* [Material shown]:
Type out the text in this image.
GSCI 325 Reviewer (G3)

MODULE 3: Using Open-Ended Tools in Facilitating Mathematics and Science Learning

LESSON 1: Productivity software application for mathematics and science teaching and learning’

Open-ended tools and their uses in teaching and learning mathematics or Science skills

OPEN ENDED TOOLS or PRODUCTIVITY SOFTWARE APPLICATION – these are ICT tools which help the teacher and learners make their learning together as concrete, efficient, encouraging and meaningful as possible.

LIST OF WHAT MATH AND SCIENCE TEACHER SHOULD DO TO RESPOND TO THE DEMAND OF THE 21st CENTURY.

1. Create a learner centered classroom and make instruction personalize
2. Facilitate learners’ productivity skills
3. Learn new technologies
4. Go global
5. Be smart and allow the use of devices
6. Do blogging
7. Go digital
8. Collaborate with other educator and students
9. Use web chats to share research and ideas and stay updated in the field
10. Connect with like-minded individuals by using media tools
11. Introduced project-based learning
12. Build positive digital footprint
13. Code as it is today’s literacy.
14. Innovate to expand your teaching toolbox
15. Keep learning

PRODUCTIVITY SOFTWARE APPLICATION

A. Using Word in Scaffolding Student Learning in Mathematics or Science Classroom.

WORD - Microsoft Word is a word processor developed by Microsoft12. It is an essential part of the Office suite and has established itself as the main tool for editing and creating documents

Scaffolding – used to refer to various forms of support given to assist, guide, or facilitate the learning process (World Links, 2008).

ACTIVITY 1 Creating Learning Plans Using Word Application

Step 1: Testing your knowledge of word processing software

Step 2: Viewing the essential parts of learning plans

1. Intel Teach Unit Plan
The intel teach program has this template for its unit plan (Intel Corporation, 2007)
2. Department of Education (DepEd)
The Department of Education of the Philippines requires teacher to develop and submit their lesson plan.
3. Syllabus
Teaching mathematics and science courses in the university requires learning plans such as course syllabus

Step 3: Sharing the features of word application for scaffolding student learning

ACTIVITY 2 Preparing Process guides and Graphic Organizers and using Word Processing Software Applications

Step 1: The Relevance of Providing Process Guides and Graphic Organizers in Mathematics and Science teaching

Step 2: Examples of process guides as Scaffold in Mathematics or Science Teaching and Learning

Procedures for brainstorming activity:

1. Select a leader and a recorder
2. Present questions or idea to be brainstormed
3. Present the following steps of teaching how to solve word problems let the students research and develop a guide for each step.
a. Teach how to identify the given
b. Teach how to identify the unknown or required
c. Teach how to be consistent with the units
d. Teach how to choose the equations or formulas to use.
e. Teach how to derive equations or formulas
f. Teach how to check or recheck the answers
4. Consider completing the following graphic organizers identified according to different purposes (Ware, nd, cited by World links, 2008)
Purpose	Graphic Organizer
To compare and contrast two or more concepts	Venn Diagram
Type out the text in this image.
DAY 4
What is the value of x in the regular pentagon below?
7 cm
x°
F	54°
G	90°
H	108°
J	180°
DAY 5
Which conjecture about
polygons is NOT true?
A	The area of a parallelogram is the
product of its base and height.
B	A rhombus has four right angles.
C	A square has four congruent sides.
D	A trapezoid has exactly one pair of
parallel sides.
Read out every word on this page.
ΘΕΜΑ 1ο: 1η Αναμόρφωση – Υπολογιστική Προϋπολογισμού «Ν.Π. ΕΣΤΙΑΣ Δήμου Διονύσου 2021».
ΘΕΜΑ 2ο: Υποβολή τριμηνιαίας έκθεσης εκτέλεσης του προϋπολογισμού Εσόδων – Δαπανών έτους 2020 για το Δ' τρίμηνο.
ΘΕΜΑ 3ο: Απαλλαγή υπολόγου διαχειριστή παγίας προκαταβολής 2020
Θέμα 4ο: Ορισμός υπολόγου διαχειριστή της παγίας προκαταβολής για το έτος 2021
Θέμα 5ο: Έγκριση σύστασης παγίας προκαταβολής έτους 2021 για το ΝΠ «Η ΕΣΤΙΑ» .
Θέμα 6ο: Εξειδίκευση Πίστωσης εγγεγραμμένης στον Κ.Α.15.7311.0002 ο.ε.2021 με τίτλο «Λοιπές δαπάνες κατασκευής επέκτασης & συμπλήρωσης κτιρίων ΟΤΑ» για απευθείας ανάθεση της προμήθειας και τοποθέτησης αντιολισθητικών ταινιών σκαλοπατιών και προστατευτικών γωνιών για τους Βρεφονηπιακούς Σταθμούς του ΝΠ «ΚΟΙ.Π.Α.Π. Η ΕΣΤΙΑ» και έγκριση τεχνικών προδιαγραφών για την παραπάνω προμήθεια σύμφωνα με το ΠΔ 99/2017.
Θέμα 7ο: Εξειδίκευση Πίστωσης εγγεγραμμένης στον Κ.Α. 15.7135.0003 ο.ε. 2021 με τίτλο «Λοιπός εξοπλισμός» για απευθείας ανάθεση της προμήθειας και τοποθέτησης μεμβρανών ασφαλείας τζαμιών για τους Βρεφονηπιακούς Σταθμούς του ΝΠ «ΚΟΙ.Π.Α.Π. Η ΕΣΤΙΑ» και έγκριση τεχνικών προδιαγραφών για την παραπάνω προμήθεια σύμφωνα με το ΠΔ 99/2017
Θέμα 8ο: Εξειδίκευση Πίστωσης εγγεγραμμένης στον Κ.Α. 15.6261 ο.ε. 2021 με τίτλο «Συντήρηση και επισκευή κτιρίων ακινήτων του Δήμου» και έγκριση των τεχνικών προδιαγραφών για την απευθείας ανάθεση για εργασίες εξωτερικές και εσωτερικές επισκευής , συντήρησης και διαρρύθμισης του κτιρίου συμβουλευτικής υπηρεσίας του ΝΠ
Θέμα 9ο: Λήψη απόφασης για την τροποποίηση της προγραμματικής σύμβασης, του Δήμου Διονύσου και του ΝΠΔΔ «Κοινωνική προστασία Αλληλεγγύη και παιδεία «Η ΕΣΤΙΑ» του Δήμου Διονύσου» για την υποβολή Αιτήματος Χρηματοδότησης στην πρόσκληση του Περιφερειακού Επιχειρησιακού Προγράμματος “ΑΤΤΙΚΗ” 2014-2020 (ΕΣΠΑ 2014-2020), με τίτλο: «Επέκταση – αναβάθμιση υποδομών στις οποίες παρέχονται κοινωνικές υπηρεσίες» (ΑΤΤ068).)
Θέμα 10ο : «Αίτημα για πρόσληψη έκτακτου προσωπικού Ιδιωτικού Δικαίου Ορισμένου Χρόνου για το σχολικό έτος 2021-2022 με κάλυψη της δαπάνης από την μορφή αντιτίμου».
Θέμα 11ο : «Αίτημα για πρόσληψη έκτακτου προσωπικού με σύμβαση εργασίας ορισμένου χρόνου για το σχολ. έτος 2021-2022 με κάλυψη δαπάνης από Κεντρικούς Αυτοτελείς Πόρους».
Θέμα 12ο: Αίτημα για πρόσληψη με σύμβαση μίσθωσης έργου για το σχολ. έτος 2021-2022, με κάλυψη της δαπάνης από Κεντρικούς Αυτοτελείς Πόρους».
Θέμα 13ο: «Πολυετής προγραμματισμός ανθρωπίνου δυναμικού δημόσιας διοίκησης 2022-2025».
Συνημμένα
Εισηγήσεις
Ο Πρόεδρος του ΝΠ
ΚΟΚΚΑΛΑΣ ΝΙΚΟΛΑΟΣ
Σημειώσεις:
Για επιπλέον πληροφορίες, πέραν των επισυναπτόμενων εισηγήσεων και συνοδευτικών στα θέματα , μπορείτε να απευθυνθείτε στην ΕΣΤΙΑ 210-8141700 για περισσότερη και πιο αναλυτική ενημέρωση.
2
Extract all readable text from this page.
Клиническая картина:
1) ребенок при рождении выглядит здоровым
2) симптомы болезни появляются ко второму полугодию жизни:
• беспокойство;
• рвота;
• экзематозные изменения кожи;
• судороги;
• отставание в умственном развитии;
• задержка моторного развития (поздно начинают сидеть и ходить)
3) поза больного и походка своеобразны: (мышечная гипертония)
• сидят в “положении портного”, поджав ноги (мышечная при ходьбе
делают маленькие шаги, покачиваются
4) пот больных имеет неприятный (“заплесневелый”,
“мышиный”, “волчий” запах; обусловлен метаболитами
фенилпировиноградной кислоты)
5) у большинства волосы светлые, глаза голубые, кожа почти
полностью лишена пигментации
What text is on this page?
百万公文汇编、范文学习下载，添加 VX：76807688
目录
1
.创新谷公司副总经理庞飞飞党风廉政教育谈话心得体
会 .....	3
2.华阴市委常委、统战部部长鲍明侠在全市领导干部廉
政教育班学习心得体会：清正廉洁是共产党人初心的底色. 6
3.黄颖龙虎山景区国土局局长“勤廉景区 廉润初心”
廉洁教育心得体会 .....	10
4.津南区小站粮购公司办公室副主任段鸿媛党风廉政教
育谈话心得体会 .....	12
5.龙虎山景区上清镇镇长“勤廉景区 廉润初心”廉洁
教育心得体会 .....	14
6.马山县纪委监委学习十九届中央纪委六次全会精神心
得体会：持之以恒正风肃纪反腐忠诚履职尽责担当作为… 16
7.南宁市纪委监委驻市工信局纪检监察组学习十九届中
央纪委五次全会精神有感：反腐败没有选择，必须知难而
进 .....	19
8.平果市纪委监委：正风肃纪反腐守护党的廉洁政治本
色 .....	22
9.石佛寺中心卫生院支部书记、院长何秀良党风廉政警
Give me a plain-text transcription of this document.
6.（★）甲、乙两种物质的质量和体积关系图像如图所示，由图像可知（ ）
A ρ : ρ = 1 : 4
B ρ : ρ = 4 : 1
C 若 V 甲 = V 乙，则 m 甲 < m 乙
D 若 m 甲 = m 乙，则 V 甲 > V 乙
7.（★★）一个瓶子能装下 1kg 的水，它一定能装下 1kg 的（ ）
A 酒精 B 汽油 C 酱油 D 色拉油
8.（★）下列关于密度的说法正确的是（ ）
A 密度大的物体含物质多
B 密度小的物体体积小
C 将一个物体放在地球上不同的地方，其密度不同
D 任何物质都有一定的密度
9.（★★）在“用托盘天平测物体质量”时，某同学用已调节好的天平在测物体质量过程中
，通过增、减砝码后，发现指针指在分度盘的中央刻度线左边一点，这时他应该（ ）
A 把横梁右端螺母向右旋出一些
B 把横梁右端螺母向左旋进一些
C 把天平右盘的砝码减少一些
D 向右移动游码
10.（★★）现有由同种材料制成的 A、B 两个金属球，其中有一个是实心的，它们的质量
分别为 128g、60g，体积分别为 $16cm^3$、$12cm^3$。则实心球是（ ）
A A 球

* [The request]: Check the data for the word "essential" and pull out the lines that have it.

* [The completed task]:
WORD - Microsoft Word is a word processor developed by Microsoft12. It is an essential part of the Office suite and has established itself as the main tool for editing and creating documents
Step 2: Viewing the essential parts of learning plans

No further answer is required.